# Source data:
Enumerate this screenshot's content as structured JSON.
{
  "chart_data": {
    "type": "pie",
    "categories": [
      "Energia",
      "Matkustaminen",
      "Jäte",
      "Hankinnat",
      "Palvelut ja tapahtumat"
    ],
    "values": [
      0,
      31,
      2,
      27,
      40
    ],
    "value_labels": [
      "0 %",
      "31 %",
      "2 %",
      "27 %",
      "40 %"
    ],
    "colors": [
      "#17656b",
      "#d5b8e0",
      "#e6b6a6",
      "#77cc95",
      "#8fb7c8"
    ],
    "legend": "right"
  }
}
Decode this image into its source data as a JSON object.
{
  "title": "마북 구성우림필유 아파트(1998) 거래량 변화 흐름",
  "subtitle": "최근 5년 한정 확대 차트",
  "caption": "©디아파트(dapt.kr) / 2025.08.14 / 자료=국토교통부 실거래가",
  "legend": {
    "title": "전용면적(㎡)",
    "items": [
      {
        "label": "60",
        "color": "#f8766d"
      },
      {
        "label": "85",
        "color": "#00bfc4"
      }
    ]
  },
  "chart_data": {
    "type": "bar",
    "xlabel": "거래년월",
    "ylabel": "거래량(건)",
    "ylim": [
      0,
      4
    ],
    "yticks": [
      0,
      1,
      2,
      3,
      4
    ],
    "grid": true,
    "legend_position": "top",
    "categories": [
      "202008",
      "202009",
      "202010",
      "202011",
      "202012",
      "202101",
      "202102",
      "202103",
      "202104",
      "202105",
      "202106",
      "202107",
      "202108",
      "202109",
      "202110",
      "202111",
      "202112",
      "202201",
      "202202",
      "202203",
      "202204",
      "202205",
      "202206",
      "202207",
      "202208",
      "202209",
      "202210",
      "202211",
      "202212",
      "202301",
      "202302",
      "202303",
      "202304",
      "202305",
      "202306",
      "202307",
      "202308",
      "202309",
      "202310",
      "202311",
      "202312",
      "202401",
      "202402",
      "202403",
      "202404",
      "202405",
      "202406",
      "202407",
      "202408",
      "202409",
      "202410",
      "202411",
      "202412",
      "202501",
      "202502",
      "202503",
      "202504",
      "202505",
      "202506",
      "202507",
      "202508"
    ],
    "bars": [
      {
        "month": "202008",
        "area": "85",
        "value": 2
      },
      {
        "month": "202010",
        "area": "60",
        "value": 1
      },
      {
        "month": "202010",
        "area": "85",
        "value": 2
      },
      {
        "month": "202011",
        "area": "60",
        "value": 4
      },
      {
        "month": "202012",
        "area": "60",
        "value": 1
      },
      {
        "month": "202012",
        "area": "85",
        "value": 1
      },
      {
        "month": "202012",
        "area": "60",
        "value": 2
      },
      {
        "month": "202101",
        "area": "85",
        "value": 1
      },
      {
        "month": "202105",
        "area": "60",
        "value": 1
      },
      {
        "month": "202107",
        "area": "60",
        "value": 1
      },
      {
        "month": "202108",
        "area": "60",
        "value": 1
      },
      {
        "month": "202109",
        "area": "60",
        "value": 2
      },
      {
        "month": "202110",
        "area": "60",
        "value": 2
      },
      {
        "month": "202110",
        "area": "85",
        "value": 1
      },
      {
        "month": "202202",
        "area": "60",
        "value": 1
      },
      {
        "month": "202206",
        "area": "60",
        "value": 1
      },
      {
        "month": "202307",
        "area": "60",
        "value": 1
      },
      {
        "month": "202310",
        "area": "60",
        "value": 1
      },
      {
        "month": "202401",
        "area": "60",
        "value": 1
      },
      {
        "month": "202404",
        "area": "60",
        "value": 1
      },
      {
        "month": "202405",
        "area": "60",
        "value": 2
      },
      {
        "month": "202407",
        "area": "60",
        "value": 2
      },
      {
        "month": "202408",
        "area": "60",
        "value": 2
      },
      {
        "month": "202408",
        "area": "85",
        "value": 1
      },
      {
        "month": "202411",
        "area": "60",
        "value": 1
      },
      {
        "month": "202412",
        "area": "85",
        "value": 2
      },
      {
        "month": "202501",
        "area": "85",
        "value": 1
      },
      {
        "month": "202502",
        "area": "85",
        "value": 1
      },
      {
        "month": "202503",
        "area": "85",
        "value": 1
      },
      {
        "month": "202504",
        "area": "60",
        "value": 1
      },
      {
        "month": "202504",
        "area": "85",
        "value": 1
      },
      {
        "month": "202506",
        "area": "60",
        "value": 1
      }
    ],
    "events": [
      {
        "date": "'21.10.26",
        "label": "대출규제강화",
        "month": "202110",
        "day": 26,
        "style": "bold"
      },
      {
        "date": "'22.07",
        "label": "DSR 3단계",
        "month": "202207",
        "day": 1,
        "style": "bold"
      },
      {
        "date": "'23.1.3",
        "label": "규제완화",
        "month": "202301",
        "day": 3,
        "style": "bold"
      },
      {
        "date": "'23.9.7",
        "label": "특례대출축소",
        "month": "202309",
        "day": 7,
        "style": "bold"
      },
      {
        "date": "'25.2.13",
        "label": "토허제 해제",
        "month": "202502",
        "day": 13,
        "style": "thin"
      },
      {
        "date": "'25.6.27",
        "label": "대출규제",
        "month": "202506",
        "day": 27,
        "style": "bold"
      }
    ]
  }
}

# Your objective:
Return all of the data exactly as it reads.

# Worked solution:
Enumerate this screenshot's content as structured JSON.
{
  "chart_data": {
    "type": "pie",
    "categories": [
      "Energia",
      "Matkustaminen",
      "Jäte",
      "Hankinnat",
      "Palvelut ja tapahtumat"
    ],
    "values": [
      0,
      31,
      2,
      27,
      40
    ],
    "value_labels": [
      "0 %",
      "31 %",
      "2 %",
      "27 %",
      "40 %"
    ],
    "colors": [
      "#17656b",
      "#d5b8e0",
      "#e6b6a6",
      "#77cc95",
      "#8fb7c8"
    ],
    "legend": "right"
  }
}
Decode this image into its source data as a JSON object.
{
  "title": "마북 구성우림필유 아파트(1998) 거래량 변화 흐름",
  "subtitle": "최근 5년 한정 확대 차트",
  "caption": "©디아파트(dapt.kr) / 2025.08.14 / 자료=국토교통부 실거래가",
  "legend": {
    "title": "전용면적(㎡)",
    "items": [
      {
        "label": "60",
        "color": "#f8766d"
      },
      {
        "label": "85",
        "color": "#00bfc4"
      }
    ]
  },
  "chart_data": {
    "type": "bar",
    "xlabel": "거래년월",
    "ylabel": "거래량(건)",
    "ylim": [
      0,
      4
    ],
    "yticks": [
      0,
      1,
      2,
      3,
      4
    ],
    "grid": true,
    "legend_position": "top",
    "categories": [
      "202008",
      "202009",
      "202010",
      "202011",
      "202012",
      "202101",
      "202102",
      "202103",
      "202104",
      "202105",
      "202106",
      "202107",
      "202108",
      "202109",
      "202110",
      "202111",
      "202112",
      "202201",
      "202202",
      "202203",
      "202204",
      "202205",
      "202206",
      "202207",
      "202208",
      "202209",
      "202210",
      "202211",
      "202212",
      "202301",
      "202302",
      "202303",
      "202304",
      "202305",
      "202306",
      "202307",
      "202308",
      "202309",
      "202310",
      "202311",
      "202312",
      "202401",
      "202402",
      "202403",
      "202404",
      "202405",
      "202406",
      "202407",
      "202408",
      "202409",
      "202410",
      "202411",
      "202412",
      "202501",
      "202502",
      "202503",
      "202504",
      "202505",
      "202506",
      "202507",
      "202508"
    ],
    "bars": [
      {
        "month": "202008",
        "area": "85",
        "value": 2
      },
      {
        "month": "202010",
        "area": "60",
        "value": 1
      },
      {
        "month": "202010",
        "area": "85",
        "value": 2
      },
      {
        "month": "202011",
        "area": "60",
        "value": 4
      },
      {
        "month": "202012",
        "area": "60",
        "value": 1
      },
      {
        "month": "202012",
        "area": "85",
        "value": 1
      },
      {
        "month": "202012",
        "area": "60",
        "value": 2
      },
      {
        "month": "202101",
        "area": "85",
        "value": 1
      },
      {
        "month": "202105",
        "area": "60",
        "value": 1
      },
      {
        "month": "202107",
        "area": "60",
        "value": 1
      },
      {
        "month": "202108",
        "area": "60",
        "value": 1
      },
      {
        "month": "202109",
        "area": "60",
        "value": 2
      },
      {
        "month": "202110",
        "area": "60",
        "value": 2
      },
      {
        "month": "202110",
        "area": "85",
        "value": 1
      },
      {
        "month": "202202",
        "area": "60",
        "value": 1
      },
      {
        "month": "202206",
        "area": "60",
        "value": 1
      },
      {
        "month": "202307",
        "area": "60",
        "value": 1
      },
      {
        "month": "202310",
        "area": "60",
        "value": 1
      },
      {
        "month": "202401",
        "area": "60",
        "value": 1
      },
      {
        "month": "202404",
        "area": "60",
        "value": 1
      },
      {
        "month": "202405",
        "area": "60",
        "value": 2
      },
      {
        "month": "202407",
        "area": "60",
        "value": 2
      },
      {
        "month": "202408",
        "area": "60",
        "value": 2
      },
      {
        "month": "202408",
        "area": "85",
        "value": 1
      },
      {
        "month": "202411",
        "area": "60",
        "value": 1
      },
      {
        "month": "202412",
        "area": "85",
        "value": 2
      },
      {
        "month": "202501",
        "area": "85",
        "value": 1
      },
      {
        "month": "202502",
        "area": "85",
        "value": 1
      },
      {
        "month": "202503",
        "area": "85",
        "value": 1
      },
      {
        "month": "202504",
        "area": "60",
        "value": 1
      },
      {
        "month": "202504",
        "area": "85",
        "value": 1
      },
      {
        "month": "202506",
        "area": "60",
        "value": 1
      }
    ],
    "events": [
      {
        "date": "'21.10.26",
        "label": "대출규제강화",
        "month": "202110",
        "day": 26,
        "style": "bold"
      },
      {
        "date": "'22.07",
        "label": "DSR 3단계",
        "month": "202207",
        "day": 1,
        "style": "bold"
      },
      {
        "date": "'23.1.3",
        "label": "규제완화",
        "month": "202301",
        "day": 3,
        "style": "bold"
      },
      {
        "date": "'23.9.7",
        "label": "특례대출축소",
        "month": "202309",
        "day": 7,
        "style": "bold"
      },
      {
        "date": "'25.2.13",
        "label": "토허제 해제",
        "month": "202502",
        "day": 13,
        "style": "thin"
      },
      {
        "date": "'25.6.27",
        "label": "대출규제",
        "month": "202506",
        "day": 27,
        "style": "bold"
      }
    ]
  }
}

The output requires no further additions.